WHAT YOU SHOULD DO:
Your answer should be one number: the count of lines in these entries that hold the word "warning".

INPUT RECORDS:
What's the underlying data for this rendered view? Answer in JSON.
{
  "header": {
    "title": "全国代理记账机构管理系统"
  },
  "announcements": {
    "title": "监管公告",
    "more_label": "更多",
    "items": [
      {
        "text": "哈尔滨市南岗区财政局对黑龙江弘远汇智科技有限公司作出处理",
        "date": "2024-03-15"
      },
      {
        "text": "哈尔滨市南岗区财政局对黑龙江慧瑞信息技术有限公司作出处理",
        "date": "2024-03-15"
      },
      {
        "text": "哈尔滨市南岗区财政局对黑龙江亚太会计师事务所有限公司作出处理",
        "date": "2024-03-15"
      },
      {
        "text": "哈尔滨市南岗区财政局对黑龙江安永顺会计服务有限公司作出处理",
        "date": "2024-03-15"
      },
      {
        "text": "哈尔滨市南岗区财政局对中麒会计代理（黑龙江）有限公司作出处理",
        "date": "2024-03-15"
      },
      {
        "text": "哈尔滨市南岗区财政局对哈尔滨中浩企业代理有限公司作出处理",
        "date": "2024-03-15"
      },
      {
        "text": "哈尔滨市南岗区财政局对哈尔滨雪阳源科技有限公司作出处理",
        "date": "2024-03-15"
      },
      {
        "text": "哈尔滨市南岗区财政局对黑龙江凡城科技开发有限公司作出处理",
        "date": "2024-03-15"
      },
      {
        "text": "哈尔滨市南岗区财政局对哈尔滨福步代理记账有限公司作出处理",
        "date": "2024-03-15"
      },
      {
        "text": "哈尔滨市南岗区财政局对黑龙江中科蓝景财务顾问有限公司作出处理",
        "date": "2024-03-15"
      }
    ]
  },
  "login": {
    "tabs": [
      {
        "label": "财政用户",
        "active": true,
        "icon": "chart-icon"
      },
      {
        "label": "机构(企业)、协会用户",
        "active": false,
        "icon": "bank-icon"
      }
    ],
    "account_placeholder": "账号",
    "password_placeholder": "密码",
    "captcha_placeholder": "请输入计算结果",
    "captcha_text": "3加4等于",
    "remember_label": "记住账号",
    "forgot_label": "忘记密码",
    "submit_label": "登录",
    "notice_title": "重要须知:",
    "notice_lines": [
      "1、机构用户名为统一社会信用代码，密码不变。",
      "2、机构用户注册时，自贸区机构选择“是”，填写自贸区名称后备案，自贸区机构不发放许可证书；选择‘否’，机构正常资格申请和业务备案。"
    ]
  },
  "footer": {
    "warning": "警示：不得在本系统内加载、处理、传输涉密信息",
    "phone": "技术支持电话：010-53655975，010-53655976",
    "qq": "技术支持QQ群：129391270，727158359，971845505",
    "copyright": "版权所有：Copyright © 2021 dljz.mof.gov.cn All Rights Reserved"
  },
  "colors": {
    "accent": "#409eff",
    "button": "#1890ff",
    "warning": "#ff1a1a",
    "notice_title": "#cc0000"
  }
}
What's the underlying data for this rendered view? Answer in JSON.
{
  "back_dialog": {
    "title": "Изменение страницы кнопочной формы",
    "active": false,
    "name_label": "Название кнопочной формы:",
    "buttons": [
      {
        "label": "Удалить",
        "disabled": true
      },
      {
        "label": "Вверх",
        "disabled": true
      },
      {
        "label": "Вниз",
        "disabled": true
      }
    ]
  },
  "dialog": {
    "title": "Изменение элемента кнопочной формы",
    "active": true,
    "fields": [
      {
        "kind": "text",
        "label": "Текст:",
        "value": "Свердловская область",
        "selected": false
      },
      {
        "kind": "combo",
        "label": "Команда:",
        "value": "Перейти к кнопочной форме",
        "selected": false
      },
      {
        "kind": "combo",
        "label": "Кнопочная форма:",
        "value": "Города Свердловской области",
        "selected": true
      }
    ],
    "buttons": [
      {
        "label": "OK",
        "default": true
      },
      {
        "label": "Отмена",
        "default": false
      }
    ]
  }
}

TASK RESULT:
2